Consignes
1. Sur combien de mois s'étend l'échéancier que Mme [U] [X] oppose à France Travail dans le passage sur la créance de France Travail ?
2. Comment traduire en anglais cette phrase du passage sur la créance de France Travail : « Par ailleurs, elle ne démontre pas avoir reçu l'accord de France Travail pour différer la mensualité d'août 2025 au mois de septembre 2025. » ?
3. Rédigez la suite du passage sur la créance de France Travail, en commençant après sa dernière phrase.

Passage cité
+ + + + +

Par ailleurs, s’agissant du principal, l’huissier de justice mentionne le montant de la contrainte du 23 octobre 2024, soit 3.102,34 euros. (Contrainte non versée aux débats, non contestée par Mme [U] [X]). Mme [U] [X] conteste l’exigibilité de cette créance et oppose à France Travail un échéancier de 24 mois pour apurer la dette sans le produire aux débats. Par ailleurs, elle ne démontre pas avoir reçu l’accord de France Travail pour différer la mensualité d’août 2025 au mois de septembre 2025. Ainsi, l’échéancier litigieux, qui s’analyse en une transaction, ne met fin au litige que sous réserve de son exécution, de sorte qu’il ne peut être opposé par l’une des parties que si celle-ci en a respecté les conditions. (Com., 24 janvier 2024 n°21-25416.). Or, Mme [U] [X], qui n’a pas observé l’échéancier en mai 2025 (mensualité inférieure à celle prévue), en juin 2025, en juillet 2025 (le versement d’une somme de 240 euros ne régularise pas a posteriori les mensualités impayées pour un montant total de 300 euros au 06/07) et en août 2025, n’est pas fondée à opposer la transaction lui accordant des délais de paiement à France Travail. Partant, le décompte mentionnant en principal la somme de 3.102,34 euros est exact.

+ + + + +

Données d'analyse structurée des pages
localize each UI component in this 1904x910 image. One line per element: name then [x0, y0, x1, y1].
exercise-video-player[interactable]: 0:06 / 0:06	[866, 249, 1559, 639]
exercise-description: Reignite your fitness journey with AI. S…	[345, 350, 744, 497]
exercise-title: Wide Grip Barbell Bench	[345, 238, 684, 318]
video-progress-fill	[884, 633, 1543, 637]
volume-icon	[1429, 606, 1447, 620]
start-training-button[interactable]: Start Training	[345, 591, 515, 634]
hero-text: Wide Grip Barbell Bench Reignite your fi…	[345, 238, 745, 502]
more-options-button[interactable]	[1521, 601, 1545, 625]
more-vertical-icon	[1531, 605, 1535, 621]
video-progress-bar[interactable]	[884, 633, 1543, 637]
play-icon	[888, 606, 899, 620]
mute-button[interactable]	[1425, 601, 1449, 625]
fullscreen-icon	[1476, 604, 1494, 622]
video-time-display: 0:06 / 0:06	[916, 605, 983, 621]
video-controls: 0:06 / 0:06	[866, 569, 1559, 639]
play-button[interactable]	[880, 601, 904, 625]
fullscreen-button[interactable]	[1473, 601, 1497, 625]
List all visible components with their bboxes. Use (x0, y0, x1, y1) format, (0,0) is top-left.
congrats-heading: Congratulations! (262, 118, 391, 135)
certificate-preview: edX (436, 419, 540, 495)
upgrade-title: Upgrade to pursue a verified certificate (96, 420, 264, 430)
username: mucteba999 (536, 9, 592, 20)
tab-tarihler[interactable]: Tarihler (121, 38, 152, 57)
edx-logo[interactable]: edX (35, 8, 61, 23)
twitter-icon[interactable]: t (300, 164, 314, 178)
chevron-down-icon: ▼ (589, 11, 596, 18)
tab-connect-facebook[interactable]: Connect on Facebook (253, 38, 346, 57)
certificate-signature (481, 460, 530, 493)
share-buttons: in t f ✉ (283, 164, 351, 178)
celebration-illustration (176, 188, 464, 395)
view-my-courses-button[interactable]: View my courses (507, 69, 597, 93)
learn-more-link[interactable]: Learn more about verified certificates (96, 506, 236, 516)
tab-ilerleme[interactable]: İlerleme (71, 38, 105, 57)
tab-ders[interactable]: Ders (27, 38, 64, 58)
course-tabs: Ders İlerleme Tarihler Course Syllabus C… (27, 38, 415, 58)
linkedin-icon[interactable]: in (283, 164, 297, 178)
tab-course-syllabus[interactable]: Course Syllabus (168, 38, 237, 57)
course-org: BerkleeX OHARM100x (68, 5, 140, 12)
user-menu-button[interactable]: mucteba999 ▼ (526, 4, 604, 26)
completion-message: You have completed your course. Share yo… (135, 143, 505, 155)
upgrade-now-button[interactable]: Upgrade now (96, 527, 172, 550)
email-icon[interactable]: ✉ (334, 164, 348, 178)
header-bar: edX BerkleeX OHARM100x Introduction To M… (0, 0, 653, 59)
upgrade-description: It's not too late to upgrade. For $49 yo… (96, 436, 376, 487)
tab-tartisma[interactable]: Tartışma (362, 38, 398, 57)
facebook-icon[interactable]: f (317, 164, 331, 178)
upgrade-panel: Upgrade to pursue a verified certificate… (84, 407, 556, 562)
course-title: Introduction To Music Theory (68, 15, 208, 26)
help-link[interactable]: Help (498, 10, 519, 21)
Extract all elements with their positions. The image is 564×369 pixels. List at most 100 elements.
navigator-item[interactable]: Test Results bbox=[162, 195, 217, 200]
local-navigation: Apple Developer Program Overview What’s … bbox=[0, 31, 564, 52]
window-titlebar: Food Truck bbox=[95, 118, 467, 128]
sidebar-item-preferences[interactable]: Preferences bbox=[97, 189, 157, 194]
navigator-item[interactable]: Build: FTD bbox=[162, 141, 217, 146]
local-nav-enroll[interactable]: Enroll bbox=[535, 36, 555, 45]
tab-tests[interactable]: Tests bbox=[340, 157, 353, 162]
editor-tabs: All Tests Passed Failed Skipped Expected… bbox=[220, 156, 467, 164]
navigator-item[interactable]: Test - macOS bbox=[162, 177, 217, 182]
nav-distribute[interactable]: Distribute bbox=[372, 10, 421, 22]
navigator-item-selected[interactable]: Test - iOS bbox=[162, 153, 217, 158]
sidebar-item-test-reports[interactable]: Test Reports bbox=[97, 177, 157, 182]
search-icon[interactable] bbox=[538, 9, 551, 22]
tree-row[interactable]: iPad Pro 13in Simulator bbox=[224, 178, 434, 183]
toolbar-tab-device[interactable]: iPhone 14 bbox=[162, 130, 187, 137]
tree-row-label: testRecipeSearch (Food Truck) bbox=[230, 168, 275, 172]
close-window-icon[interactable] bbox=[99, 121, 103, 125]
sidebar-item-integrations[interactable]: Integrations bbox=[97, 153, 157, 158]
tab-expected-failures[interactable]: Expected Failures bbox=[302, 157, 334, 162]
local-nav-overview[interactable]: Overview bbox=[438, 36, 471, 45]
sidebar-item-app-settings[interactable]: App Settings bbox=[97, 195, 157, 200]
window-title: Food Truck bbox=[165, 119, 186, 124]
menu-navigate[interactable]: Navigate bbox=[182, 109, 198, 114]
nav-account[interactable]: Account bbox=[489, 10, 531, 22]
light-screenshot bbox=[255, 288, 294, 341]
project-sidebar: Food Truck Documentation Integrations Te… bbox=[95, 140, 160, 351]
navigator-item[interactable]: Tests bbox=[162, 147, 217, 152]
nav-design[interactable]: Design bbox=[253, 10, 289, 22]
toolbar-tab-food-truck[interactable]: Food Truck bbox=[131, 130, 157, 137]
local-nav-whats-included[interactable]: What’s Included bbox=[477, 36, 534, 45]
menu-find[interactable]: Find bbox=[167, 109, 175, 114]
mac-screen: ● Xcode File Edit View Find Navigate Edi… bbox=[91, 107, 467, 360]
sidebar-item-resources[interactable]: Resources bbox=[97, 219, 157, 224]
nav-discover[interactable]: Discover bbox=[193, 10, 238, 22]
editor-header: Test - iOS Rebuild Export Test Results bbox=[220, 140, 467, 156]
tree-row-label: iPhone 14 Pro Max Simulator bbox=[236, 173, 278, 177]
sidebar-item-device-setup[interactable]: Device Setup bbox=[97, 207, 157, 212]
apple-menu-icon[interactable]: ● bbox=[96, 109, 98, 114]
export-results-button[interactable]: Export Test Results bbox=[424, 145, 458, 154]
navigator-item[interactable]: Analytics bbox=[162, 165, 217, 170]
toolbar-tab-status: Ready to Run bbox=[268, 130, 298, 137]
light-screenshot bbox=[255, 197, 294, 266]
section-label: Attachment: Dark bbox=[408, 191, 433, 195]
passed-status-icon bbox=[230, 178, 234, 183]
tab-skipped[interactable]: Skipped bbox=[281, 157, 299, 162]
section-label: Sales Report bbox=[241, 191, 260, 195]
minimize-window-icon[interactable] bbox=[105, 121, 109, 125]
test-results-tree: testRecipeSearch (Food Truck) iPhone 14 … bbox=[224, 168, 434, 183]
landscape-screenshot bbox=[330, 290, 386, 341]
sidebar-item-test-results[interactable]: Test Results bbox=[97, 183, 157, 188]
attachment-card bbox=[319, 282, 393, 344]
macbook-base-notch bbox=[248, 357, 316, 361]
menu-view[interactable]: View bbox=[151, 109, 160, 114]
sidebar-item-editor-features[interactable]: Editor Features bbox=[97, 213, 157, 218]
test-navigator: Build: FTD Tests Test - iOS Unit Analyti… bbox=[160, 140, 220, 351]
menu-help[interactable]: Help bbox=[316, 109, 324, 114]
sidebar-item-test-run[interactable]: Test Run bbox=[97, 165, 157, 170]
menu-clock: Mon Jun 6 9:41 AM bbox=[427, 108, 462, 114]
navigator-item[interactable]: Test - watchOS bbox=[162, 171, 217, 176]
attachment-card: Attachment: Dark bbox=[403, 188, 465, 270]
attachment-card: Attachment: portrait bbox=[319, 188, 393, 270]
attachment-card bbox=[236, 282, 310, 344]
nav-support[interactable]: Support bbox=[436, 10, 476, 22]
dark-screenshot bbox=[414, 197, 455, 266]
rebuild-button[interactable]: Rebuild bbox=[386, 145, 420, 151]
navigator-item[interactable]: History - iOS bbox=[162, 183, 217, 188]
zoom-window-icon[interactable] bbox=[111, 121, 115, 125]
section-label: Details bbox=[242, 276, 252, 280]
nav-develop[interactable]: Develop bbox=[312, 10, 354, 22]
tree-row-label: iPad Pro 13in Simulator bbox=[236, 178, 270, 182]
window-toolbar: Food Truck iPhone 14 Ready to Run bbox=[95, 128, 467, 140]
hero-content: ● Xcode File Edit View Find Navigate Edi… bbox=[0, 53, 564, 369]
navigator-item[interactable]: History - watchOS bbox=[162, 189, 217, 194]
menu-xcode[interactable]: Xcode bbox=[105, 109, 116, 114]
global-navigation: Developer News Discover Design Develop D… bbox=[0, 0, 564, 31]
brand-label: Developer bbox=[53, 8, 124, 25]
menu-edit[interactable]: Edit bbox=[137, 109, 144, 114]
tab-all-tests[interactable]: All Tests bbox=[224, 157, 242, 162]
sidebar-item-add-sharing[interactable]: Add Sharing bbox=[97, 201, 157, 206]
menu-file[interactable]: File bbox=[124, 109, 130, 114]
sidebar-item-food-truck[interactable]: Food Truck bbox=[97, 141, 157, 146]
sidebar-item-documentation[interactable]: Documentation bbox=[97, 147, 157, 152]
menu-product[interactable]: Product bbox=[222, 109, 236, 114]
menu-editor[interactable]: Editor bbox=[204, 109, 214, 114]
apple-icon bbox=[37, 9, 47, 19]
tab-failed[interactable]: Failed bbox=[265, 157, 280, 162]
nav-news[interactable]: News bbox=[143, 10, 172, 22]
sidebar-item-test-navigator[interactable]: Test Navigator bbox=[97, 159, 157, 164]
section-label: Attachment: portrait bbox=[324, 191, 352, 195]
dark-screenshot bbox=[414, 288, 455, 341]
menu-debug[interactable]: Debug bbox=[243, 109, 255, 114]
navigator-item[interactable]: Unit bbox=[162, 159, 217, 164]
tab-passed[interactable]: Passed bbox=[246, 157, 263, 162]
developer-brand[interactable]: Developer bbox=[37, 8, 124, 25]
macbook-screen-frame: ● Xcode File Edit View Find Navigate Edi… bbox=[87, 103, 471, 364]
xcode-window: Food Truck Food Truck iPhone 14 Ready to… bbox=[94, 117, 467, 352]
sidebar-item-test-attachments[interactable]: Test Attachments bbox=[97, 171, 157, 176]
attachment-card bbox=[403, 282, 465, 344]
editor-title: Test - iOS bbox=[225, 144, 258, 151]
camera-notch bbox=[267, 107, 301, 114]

+ + + + +

Réponses attendues
1. 24 mois.

2. Furthermore, she does not show that she received France Travail's consent to defer the August 2025 installment to September 2025.

3.
Mme [U] [X] sera déboutée de sa demande en nullité et en mainlevée de la saisie-attribution pratiquée le 5 septembre 2025.
Sur la mainlevée partielle de la saisie-attribution.
L’article L. 845-5 du code de la sécurité sociale dispose que « la prime d’activité est incessible et insaisissable (…) »
En l’espèce, Mme [U] [X] démontre avoir reçu le 11 août 2025 sur son compte bancaire de la CAF une somme de 422,20 euros correspondant à une prime d’activité. Toutefois, entre le 11 août 2025, date à laquelle la prime d’activité a été versée, et le 04 septembre 2025, date la plus proche de la saisie-attribution, le compte bancaire de Mme [U] [X] a connu des débits pour un montant total de 11.517,54 euros et des crédits pour un montant total de 13.505,60 euros. En conséquence, la prime d’activité versée le 11 août 2025 a été débitée du compte de Mme [U] [X] avant la saisie-attribution litigieuse et les sommes saisies sur les comptes bancaires de Mme [U] [X] portaient sur d’autres opérations de crédit.
Mme [U] [X] sera donc déboutée de sa demande en mainlevée partielle de la saise-attribution.
Subséquemment, Mme [U] [X], qui ne démontre aucune faute de France Travail dans l’exécution forcée de sa créance, sera déboutée de ses demandes en paiement de dommages-intérêts et en compensation.
Sur les demandes accessoires
Aux termes de l’article 696 du code de procédure civile, la partie perdante est condamnée aux dépens, à moins que le juge, par décision motivée, n’en mette la totalité ou une fraction à la charge d’une autre partie.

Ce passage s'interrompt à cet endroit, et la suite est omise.